Stored data
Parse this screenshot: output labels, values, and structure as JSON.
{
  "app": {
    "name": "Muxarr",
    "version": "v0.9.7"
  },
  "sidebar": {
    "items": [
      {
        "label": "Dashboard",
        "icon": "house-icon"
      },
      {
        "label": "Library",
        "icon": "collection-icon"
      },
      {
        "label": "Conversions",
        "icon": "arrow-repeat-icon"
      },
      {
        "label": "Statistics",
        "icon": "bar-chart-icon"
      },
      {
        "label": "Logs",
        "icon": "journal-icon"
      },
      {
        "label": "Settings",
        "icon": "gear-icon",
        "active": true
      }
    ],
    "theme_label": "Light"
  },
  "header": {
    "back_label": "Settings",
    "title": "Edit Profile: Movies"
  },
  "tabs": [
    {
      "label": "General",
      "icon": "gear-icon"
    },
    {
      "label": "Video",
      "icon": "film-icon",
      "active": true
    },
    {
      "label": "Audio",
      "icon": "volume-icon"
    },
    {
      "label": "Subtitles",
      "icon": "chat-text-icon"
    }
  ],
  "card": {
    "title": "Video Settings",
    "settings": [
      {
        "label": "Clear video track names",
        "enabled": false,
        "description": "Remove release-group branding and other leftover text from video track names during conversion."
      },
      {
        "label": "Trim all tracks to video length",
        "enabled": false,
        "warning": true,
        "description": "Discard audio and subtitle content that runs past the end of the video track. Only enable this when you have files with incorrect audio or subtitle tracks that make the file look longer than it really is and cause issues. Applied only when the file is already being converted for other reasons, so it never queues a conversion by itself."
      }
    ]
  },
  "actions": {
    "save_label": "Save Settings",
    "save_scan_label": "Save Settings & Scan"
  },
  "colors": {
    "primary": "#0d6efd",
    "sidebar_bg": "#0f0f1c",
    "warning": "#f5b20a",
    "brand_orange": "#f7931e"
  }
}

▶ [GIVEN INSTRUCTION]: Without leaving anything out, quote all the data.

▶ [RESPONSE TO THE EXERCISE]:
Parse this screenshot: output labels, values, and structure as JSON.
{
  "app": {
    "name": "Muxarr",
    "version": "v0.9.7"
  },
  "sidebar": {
    "items": [
      {
        "label": "Dashboard",
        "icon": "house-icon"
      },
      {
        "label": "Library",
        "icon": "collection-icon"
      },
      {
        "label": "Conversions",
        "icon": "arrow-repeat-icon"
      },
      {
        "label": "Statistics",
        "icon": "bar-chart-icon"
      },
      {
        "label": "Logs",
        "icon": "journal-icon"
      },
      {
        "label": "Settings",
        "icon": "gear-icon",
        "active": true
      }
    ],
    "theme_label": "Light"
  },
  "header": {
    "back_label": "Settings",
    "title": "Edit Profile: Movies"
  },
  "tabs": [
    {
      "label": "General",
      "icon": "gear-icon"
    },
    {
      "label": "Video",
      "icon": "film-icon",
      "active": true
    },
    {
      "label": "Audio",
      "icon": "volume-icon"
    },
    {
      "label": "Subtitles",
      "icon": "chat-text-icon"
    }
  ],
  "card": {
    "title": "Video Settings",
    "settings": [
      {
        "label": "Clear video track names",
        "enabled": false,
        "description": "Remove release-group branding and other leftover text from video track names during conversion."
      },
      {
        "label": "Trim all tracks to video length",
        "enabled": false,
        "warning": true,
        "description": "Discard audio and subtitle content that runs past the end of the video track. Only enable this when you have files with incorrect audio or subtitle tracks that make the file look longer than it really is and cause issues. Applied only when the file is already being converted for other reasons, so it never queues a conversion by itself."
      }
    ]
  },
  "actions": {
    "save_label": "Save Settings",
    "save_scan_label": "Save Settings & Scan"
  },
  "colors": {
    "primary": "#0d6efd",
    "sidebar_bg": "#0f0f1c",
    "warning": "#f5b20a",
    "brand_orange": "#f7931e"
  }
}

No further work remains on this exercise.